* **Exercise prompt**
Reply with one number: the count of lines in the data that hold the string "depth".

╭─ Available records

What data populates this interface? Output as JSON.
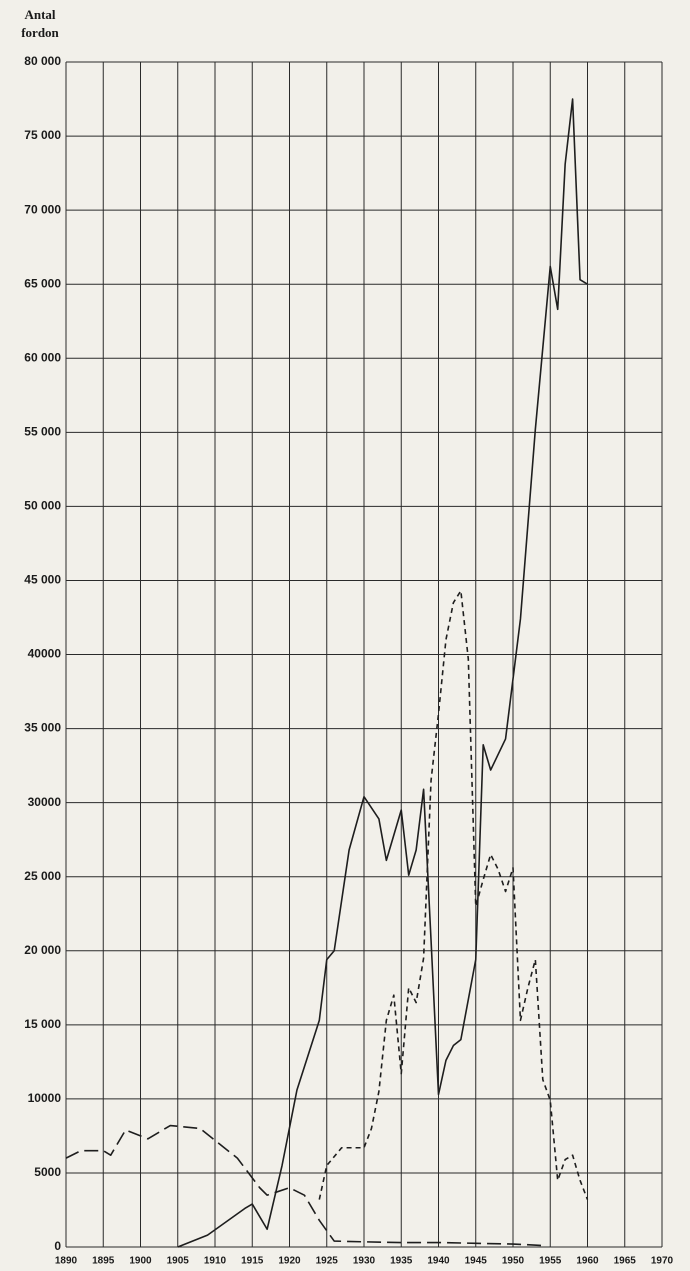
{
  "chart_data": {
    "type": "line",
    "y_label": [
      "Antal",
      "fordon"
    ],
    "xlim": [
      1890,
      1970
    ],
    "xticks": [
      1890,
      1895,
      1900,
      1905,
      1910,
      1915,
      1920,
      1925,
      1930,
      1935,
      1940,
      1945,
      1950,
      1955,
      1960,
      1965,
      1970
    ],
    "ylim": [
      0,
      80000
    ],
    "yticks": [
      0,
      5000,
      10000,
      {
        "value": 15000,
        "label": "15 000"
      },
      {
        "value": 20000,
        "label": "20 000"
      },
      {
        "value": 25000,
        "label": "25 000"
      },
      30000,
      {
        "value": 35000,
        "label": "35 000"
      },
      40000,
      {
        "value": 45000,
        "label": "45 000"
      },
      {
        "value": 50000,
        "label": "50 000"
      },
      {
        "value": 55000,
        "label": "55 000"
      },
      {
        "value": 60000,
        "label": "60 000"
      },
      {
        "value": 65000,
        "label": "65 000"
      },
      {
        "value": 70000,
        "label": "70 000"
      },
      {
        "value": 75000,
        "label": "75 000"
      },
      {
        "value": 80000,
        "label": "80 000"
      }
    ],
    "grid": true,
    "series": [
      {
        "color": "#1e1e1e",
        "dash": "solid",
        "x": [
          1905,
          1909,
          1914,
          1915,
          1917,
          1919,
          1921,
          1924,
          1925,
          1926,
          1928,
          1930,
          1932,
          1933,
          1935,
          1936,
          1937,
          1938,
          1939,
          1940,
          1941,
          1942,
          1943,
          1945,
          1946,
          1947,
          1949,
          1951,
          1953,
          1955,
          1956,
          1957,
          1958,
          1959,
          1960
        ],
        "values": [
          0,
          800,
          2600,
          2900,
          1200,
          5500,
          10600,
          15300,
          19400,
          20000,
          26800,
          30400,
          28900,
          26100,
          29500,
          25100,
          26800,
          30900,
          20700,
          10300,
          12600,
          13600,
          14000,
          19400,
          33900,
          32200,
          34300,
          42400,
          55200,
          66200,
          63300,
          73100,
          77500,
          65300,
          65000
        ]
      },
      {
        "color": "#1e1e1e",
        "dash": "long",
        "x": [
          1890,
          1892,
          1895,
          1896,
          1898,
          1901,
          1904,
          1908,
          1913,
          1916,
          1917,
          1920,
          1922,
          1924,
          1926,
          1930,
          1935,
          1940,
          1945,
          1950,
          1954
        ],
        "values": [
          6000,
          6500,
          6500,
          6200,
          7900,
          7300,
          8200,
          8000,
          6000,
          4000,
          3500,
          4000,
          3500,
          1800,
          400,
          350,
          300,
          300,
          250,
          200,
          100
        ]
      },
      {
        "color": "#1e1e1e",
        "dash": "short",
        "x": [
          1924,
          1925,
          1927,
          1930,
          1931,
          1932,
          1933,
          1934,
          1935,
          1936,
          1937,
          1938,
          1939,
          1940,
          1941,
          1942,
          1943,
          1944,
          1945,
          1946,
          1947,
          1948,
          1949,
          1950,
          1951,
          1952,
          1953,
          1954,
          1955,
          1956,
          1957,
          1958,
          1959,
          1960
        ],
        "values": [
          3200,
          5500,
          6700,
          6700,
          8000,
          10500,
          15300,
          17000,
          11700,
          17500,
          16500,
          19500,
          31500,
          36000,
          41000,
          43500,
          44300,
          39700,
          23000,
          24800,
          26500,
          25500,
          24000,
          25600,
          15300,
          17500,
          19400,
          11300,
          9900,
          4500,
          5900,
          6200,
          4500,
          3200
        ]
      }
    ]
  }
}
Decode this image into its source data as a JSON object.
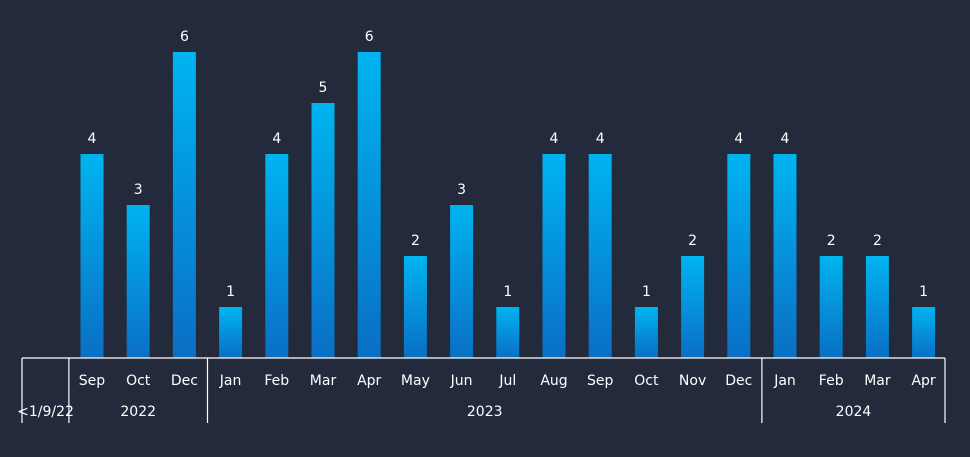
{
  "chart_data": {
    "type": "bar",
    "categories": [
      "Sep",
      "Oct",
      "Dec",
      "Jan",
      "Feb",
      "Mar",
      "Apr",
      "May",
      "Jun",
      "Jul",
      "Aug",
      "Sep",
      "Oct",
      "Nov",
      "Dec",
      "Jan",
      "Feb",
      "Mar",
      "Apr"
    ],
    "values": [
      4,
      3,
      6,
      1,
      4,
      5,
      6,
      2,
      3,
      1,
      4,
      4,
      1,
      2,
      4,
      4,
      2,
      2,
      1
    ],
    "groups": [
      {
        "label": "<1/9/22",
        "count": 0
      },
      {
        "label": "2022",
        "count": 3
      },
      {
        "label": "2023",
        "count": 12
      },
      {
        "label": "2024",
        "count": 4
      }
    ],
    "ylim": [
      0,
      6
    ],
    "data_labels": true,
    "grid": false,
    "colors": {
      "background": "#232a3c",
      "bar_top": "#00b4f0",
      "bar_bottom": "#0a6fc4",
      "text": "#ffffff",
      "axis": "#ffffff"
    }
  }
}
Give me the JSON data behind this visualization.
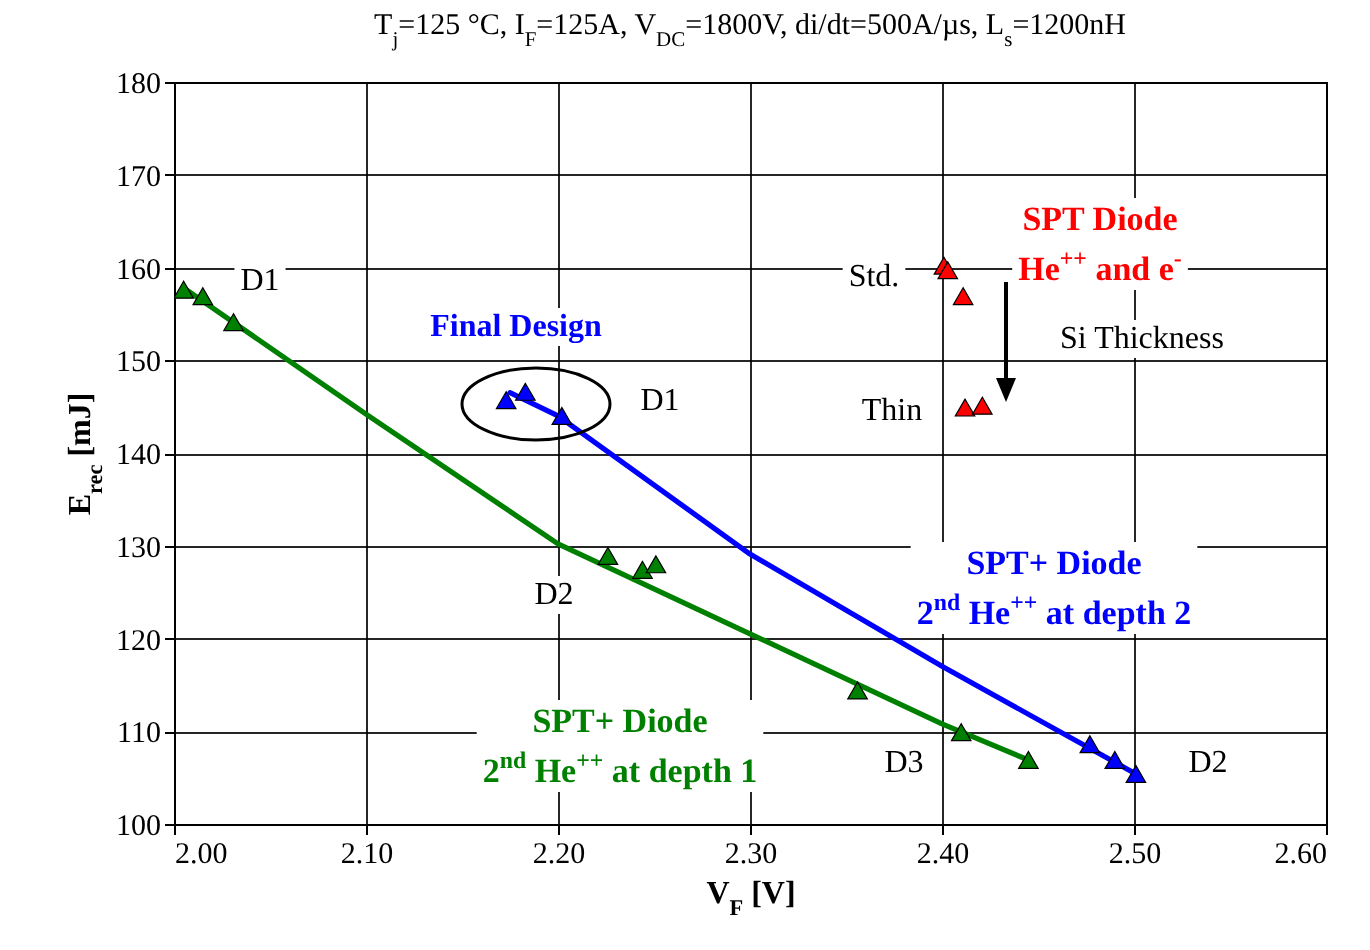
{
  "chart_data": {
    "type": "scatter",
    "title": "T$_{j}$=125 °C, I$_{F}$=125A, V$_{DC}$=1800V, di/dt=500A/µs, L$_{s}$=1200nH",
    "xlabel": "V$_{F}$ [V]",
    "ylabel": "E$_{rec}$ [mJ]",
    "xlim": [
      2.0,
      2.6
    ],
    "ylim": [
      100,
      180
    ],
    "xticks": [
      {
        "value": 2.0,
        "label": "2.00"
      },
      {
        "value": 2.1,
        "label": "2.10"
      },
      {
        "value": 2.2,
        "label": "2.20"
      },
      {
        "value": 2.3,
        "label": "2.30"
      },
      {
        "value": 2.4,
        "label": "2.40"
      },
      {
        "value": 2.5,
        "label": "2.50"
      },
      {
        "value": 2.6,
        "label": "2.60"
      }
    ],
    "yticks": [
      100,
      110,
      120,
      130,
      140,
      150,
      160,
      170,
      180
    ],
    "grid": true,
    "marker": "triangle",
    "line_style": "solid",
    "series": [
      {
        "name": "SPT+ Diode\n2$^{nd}$ He$^{++}$ at depth 1",
        "color": "#008000",
        "x": [
          2.005,
          2.015,
          2.031,
          2.226,
          2.244,
          2.251,
          2.356,
          2.41,
          2.445
        ],
        "values": [
          157.6,
          156.9,
          154.1,
          128.9,
          127.4,
          128.0,
          114.4,
          109.9,
          106.9
        ]
      },
      {
        "name": "SPT+ Diode\n2$^{nd}$ He$^{++}$ at depth 2",
        "color": "#0000ff",
        "x": [
          2.173,
          2.183,
          2.202,
          2.477,
          2.49,
          2.501
        ],
        "values": [
          145.7,
          146.6,
          144.0,
          108.6,
          106.9,
          105.4
        ]
      },
      {
        "name": "SPT Diode\nHe$^{++}$ and e$^{-}$",
        "color": "#ff0000",
        "x": [
          2.401,
          2.403,
          2.411,
          2.412,
          2.421
        ],
        "values": [
          160.2,
          159.7,
          156.9,
          144.9,
          145.1
        ]
      },
      {
        "color": "#008000",
        "type": "line",
        "marker": "none",
        "x": [
          2.005,
          2.1,
          2.2,
          2.3,
          2.4,
          2.445
        ],
        "values": [
          157.8,
          144.2,
          130.2,
          120.5,
          110.8,
          106.9
        ]
      },
      {
        "color": "#0000ff",
        "type": "line",
        "marker": "none",
        "x": [
          2.175,
          2.2,
          2.3,
          2.4,
          2.501
        ],
        "values": [
          146.5,
          144.0,
          129.1,
          117.0,
          105.4
        ]
      }
    ],
    "annotations": [
      "D1",
      "D1",
      "D2",
      "D3",
      "D2",
      "Final Design",
      "Std.",
      "Thin",
      "Si Thickness"
    ]
  }
}
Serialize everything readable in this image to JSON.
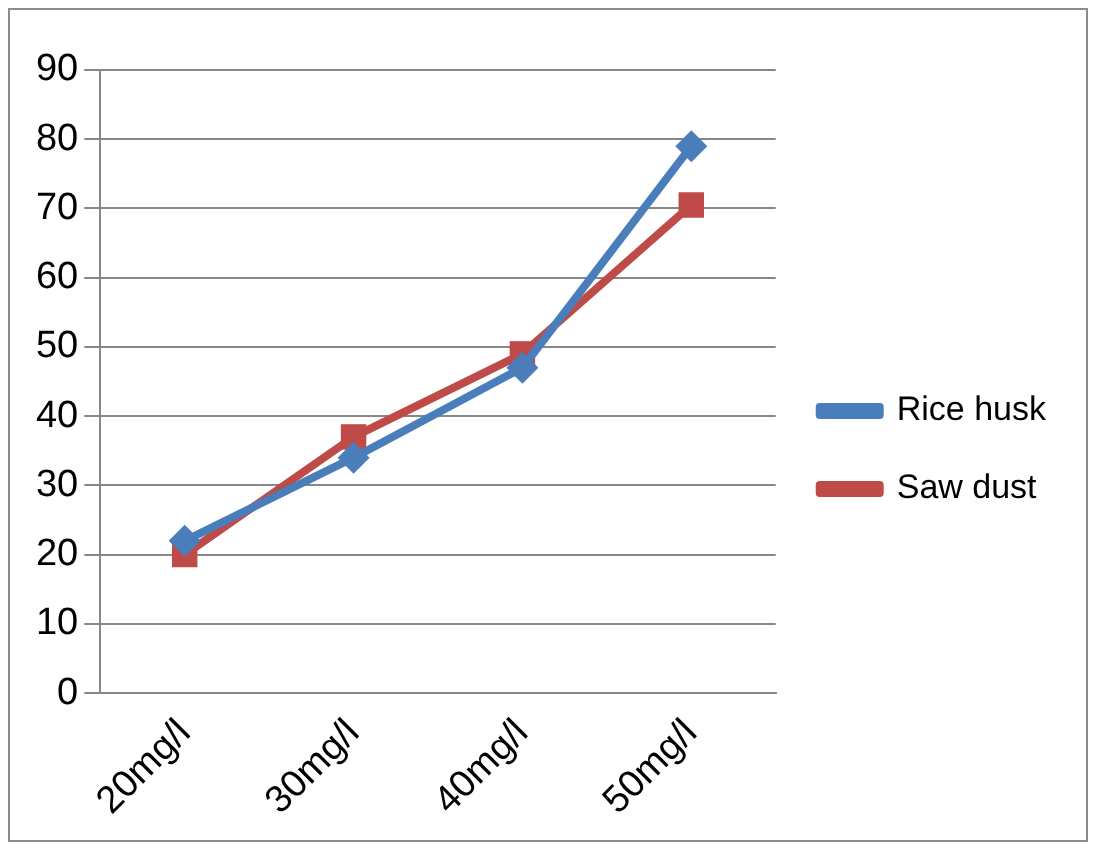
{
  "chart_data": {
    "type": "line",
    "categories": [
      "20mg/l",
      "30mg/l",
      "40mg/l",
      "50mg/l"
    ],
    "series": [
      {
        "name": "Rice husk",
        "color": "#4a7ebb",
        "values": [
          22,
          34,
          47,
          79
        ],
        "marker": "diamond"
      },
      {
        "name": "Saw dust",
        "color": "#be4b48",
        "values": [
          20,
          37,
          49,
          70.5
        ],
        "marker": "square"
      }
    ],
    "ylim": [
      0,
      90
    ],
    "yticks": [
      0,
      10,
      20,
      30,
      40,
      50,
      60,
      70,
      80,
      90
    ],
    "grid": "y",
    "legend": "right"
  }
}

╰─

* **Result of the exercise**
2